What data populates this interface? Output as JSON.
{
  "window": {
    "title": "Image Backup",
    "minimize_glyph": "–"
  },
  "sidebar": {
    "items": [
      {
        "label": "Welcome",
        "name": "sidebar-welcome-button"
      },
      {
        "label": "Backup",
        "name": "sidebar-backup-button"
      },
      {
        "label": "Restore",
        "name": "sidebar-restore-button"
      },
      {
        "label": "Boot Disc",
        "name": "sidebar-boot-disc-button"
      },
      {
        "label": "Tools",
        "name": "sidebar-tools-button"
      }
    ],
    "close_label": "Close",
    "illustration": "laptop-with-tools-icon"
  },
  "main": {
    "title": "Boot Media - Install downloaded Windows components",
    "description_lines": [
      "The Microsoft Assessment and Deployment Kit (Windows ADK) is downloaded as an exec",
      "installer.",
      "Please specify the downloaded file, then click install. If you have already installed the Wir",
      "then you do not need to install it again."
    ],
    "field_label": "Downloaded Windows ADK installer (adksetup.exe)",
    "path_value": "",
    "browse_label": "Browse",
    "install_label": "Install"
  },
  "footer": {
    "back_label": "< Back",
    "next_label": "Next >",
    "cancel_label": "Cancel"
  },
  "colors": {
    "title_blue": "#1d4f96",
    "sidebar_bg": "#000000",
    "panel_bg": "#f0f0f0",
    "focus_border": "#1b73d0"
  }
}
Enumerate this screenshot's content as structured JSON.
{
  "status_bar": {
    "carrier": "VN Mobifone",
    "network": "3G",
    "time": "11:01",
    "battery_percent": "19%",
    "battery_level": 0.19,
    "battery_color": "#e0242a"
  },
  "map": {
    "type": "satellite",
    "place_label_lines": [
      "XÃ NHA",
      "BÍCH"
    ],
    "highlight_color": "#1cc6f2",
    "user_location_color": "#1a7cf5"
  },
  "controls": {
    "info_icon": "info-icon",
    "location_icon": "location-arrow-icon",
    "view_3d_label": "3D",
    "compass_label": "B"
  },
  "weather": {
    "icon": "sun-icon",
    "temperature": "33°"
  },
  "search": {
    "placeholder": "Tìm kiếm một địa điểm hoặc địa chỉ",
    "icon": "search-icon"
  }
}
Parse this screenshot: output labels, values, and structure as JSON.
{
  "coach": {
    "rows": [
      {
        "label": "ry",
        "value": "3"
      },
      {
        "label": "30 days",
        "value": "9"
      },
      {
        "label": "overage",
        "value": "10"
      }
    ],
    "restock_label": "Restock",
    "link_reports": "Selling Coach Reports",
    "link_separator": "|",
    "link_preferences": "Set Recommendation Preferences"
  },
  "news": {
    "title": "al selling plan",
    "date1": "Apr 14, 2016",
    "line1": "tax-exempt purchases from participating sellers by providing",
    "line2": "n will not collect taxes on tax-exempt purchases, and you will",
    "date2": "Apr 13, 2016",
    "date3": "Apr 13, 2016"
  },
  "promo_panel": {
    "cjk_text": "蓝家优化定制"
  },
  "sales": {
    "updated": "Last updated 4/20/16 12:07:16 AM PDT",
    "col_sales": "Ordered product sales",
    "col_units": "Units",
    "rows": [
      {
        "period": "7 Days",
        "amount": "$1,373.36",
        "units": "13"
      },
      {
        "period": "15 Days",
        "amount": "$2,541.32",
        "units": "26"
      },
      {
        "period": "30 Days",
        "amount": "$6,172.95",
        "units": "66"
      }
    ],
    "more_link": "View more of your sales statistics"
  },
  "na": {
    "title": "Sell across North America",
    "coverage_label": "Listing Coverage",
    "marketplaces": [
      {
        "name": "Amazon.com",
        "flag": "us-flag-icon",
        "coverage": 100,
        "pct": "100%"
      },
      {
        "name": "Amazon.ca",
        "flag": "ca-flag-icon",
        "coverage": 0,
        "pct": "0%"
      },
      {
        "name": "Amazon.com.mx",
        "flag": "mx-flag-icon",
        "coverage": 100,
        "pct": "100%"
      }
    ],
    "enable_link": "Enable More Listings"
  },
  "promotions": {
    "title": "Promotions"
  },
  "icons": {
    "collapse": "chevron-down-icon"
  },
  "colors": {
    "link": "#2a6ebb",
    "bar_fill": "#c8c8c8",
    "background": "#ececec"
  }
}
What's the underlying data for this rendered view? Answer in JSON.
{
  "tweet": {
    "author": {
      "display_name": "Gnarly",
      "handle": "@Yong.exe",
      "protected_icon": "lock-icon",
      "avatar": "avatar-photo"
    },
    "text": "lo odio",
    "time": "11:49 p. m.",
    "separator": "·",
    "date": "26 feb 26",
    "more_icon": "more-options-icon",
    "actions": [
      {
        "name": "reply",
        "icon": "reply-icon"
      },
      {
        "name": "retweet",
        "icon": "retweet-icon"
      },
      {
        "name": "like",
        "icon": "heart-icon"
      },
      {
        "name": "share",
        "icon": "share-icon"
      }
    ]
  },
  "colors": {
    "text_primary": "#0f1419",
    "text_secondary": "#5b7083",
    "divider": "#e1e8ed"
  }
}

==========

* TASK OBJECTIVE:
Retype all the records, matching them exactly.

* WRITTEN REPLY:
What data populates this interface? Output as JSON.
{
  "window": {
    "title": "Image Backup",
    "minimize_glyph": "–"
  },
  "sidebar": {
    "items": [
      {
        "label": "Welcome",
        "name": "sidebar-welcome-button"
      },
      {
        "label": "Backup",
        "name": "sidebar-backup-button"
      },
      {
        "label": "Restore",
        "name": "sidebar-restore-button"
      },
      {
        "label": "Boot Disc",
        "name": "sidebar-boot-disc-button"
      },
      {
        "label": "Tools",
        "name": "sidebar-tools-button"
      }
    ],
    "close_label": "Close",
    "illustration": "laptop-with-tools-icon"
  },
  "main": {
    "title": "Boot Media - Install downloaded Windows components",
    "description_lines": [
      "The Microsoft Assessment and Deployment Kit (Windows ADK) is downloaded as an exec",
      "installer.",
      "Please specify the downloaded file, then click install. If you have already installed the Wir",
      "then you do not need to install it again."
    ],
    "field_label": "Downloaded Windows ADK installer (adksetup.exe)",
    "path_value": "",
    "browse_label": "Browse",
    "install_label": "Install"
  },
  "footer": {
    "back_label": "< Back",
    "next_label": "Next >",
    "cancel_label": "Cancel"
  },
  "colors": {
    "title_blue": "#1d4f96",
    "sidebar_bg": "#000000",
    "panel_bg": "#f0f0f0",
    "focus_border": "#1b73d0"
  }
}
Enumerate this screenshot's content as structured JSON.
{
  "status_bar": {
    "carrier": "VN Mobifone",
    "network": "3G",
    "time": "11:01",
    "battery_percent": "19%",
    "battery_level": 0.19,
    "battery_color": "#e0242a"
  },
  "map": {
    "type": "satellite",
    "place_label_lines": [
      "XÃ NHA",
      "BÍCH"
    ],
    "highlight_color": "#1cc6f2",
    "user_location_color": "#1a7cf5"
  },
  "controls": {
    "info_icon": "info-icon",
    "location_icon": "location-arrow-icon",
    "view_3d_label": "3D",
    "compass_label": "B"
  },
  "weather": {
    "icon": "sun-icon",
    "temperature": "33°"
  },
  "search": {
    "placeholder": "Tìm kiếm một địa điểm hoặc địa chỉ",
    "icon": "search-icon"
  }
}
Parse this screenshot: output labels, values, and structure as JSON.
{
  "coach": {
    "rows": [
      {
        "label": "ry",
        "value": "3"
      },
      {
        "label": "30 days",
        "value": "9"
      },
      {
        "label": "overage",
        "value": "10"
      }
    ],
    "restock_label": "Restock",
    "link_reports": "Selling Coach Reports",
    "link_separator": "|",
    "link_preferences": "Set Recommendation Preferences"
  },
  "news": {
    "title": "al selling plan",
    "date1": "Apr 14, 2016",
    "line1": "tax-exempt purchases from participating sellers by providing",
    "line2": "n will not collect taxes on tax-exempt purchases, and you will",
    "date2": "Apr 13, 2016",
    "date3": "Apr 13, 2016"
  },
  "promo_panel": {
    "cjk_text": "蓝家优化定制"
  },
  "sales": {
    "updated": "Last updated 4/20/16 12:07:16 AM PDT",
    "col_sales": "Ordered product sales",
    "col_units": "Units",
    "rows": [
      {
        "period": "7 Days",
        "amount": "$1,373.36",
        "units": "13"
      },
      {
        "period": "15 Days",
        "amount": "$2,541.32",
        "units": "26"
      },
      {
        "period": "30 Days",
        "amount": "$6,172.95",
        "units": "66"
      }
    ],
    "more_link": "View more of your sales statistics"
  },
  "na": {
    "title": "Sell across North America",
    "coverage_label": "Listing Coverage",
    "marketplaces": [
      {
        "name": "Amazon.com",
        "flag": "us-flag-icon",
        "coverage": 100,
        "pct": "100%"
      },
      {
        "name": "Amazon.ca",
        "flag": "ca-flag-icon",
        "coverage": 0,
        "pct": "0%"
      },
      {
        "name": "Amazon.com.mx",
        "flag": "mx-flag-icon",
        "coverage": 100,
        "pct": "100%"
      }
    ],
    "enable_link": "Enable More Listings"
  },
  "promotions": {
    "title": "Promotions"
  },
  "icons": {
    "collapse": "chevron-down-icon"
  },
  "colors": {
    "link": "#2a6ebb",
    "bar_fill": "#c8c8c8",
    "background": "#ececec"
  }
}
What's the underlying data for this rendered view? Answer in JSON.
{
  "tweet": {
    "author": {
      "display_name": "Gnarly",
      "handle": "@Yong.exe",
      "protected_icon": "lock-icon",
      "avatar": "avatar-photo"
    },
    "text": "lo odio",
    "time": "11:49 p. m.",
    "separator": "·",
    "date": "26 feb 26",
    "more_icon": "more-options-icon",
    "actions": [
      {
        "name": "reply",
        "icon": "reply-icon"
      },
      {
        "name": "retweet",
        "icon": "retweet-icon"
      },
      {
        "name": "like",
        "icon": "heart-icon"
      },
      {
        "name": "share",
        "icon": "share-icon"
      }
    ]
  },
  "colors": {
    "text_primary": "#0f1419",
    "text_secondary": "#5b7083",
    "divider": "#e1e8ed"
  }
}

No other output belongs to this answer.